Problem details: Here are some records. Copy each one exactly.

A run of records
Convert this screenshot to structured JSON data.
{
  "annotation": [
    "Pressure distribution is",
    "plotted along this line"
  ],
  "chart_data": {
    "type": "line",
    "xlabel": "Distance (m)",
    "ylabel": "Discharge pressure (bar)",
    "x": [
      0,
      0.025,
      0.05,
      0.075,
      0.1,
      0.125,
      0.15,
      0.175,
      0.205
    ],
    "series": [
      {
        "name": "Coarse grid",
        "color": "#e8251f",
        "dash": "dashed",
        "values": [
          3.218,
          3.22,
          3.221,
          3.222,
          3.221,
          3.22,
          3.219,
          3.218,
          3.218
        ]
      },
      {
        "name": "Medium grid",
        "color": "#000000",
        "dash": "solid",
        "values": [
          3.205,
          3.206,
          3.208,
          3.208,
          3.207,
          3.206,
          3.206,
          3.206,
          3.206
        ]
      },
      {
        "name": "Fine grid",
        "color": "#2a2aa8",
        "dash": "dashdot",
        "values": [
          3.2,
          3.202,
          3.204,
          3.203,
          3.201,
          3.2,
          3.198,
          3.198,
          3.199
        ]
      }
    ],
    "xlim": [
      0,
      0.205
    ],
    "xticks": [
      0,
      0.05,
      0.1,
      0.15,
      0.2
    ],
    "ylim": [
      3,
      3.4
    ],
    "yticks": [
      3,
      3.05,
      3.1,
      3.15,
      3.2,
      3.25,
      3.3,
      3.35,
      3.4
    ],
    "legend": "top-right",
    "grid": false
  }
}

The solution:
Convert this screenshot to structured JSON data.
{
  "annotation": [
    "Pressure distribution is",
    "plotted along this line"
  ],
  "chart_data": {
    "type": "line",
    "xlabel": "Distance (m)",
    "ylabel": "Discharge pressure (bar)",
    "x": [
      0,
      0.025,
      0.05,
      0.075,
      0.1,
      0.125,
      0.15,
      0.175,
      0.205
    ],
    "series": [
      {
        "name": "Coarse grid",
        "color": "#e8251f",
        "dash": "dashed",
        "values": [
          3.218,
          3.22,
          3.221,
          3.222,
          3.221,
          3.22,
          3.219,
          3.218,
          3.218
        ]
      },
      {
        "name": "Medium grid",
        "color": "#000000",
        "dash": "solid",
        "values": [
          3.205,
          3.206,
          3.208,
          3.208,
          3.207,
          3.206,
          3.206,
          3.206,
          3.206
        ]
      },
      {
        "name": "Fine grid",
        "color": "#2a2aa8",
        "dash": "dashdot",
        "values": [
          3.2,
          3.202,
          3.204,
          3.203,
          3.201,
          3.2,
          3.198,
          3.198,
          3.199
        ]
      }
    ],
    "xlim": [
      0,
      0.205
    ],
    "xticks": [
      0,
      0.05,
      0.1,
      0.15,
      0.2
    ],
    "ylim": [
      3,
      3.4
    ],
    "yticks": [
      3,
      3.05,
      3.1,
      3.15,
      3.2,
      3.25,
      3.3,
      3.35,
      3.4
    ],
    "legend": "top-right",
    "grid": false
  }
}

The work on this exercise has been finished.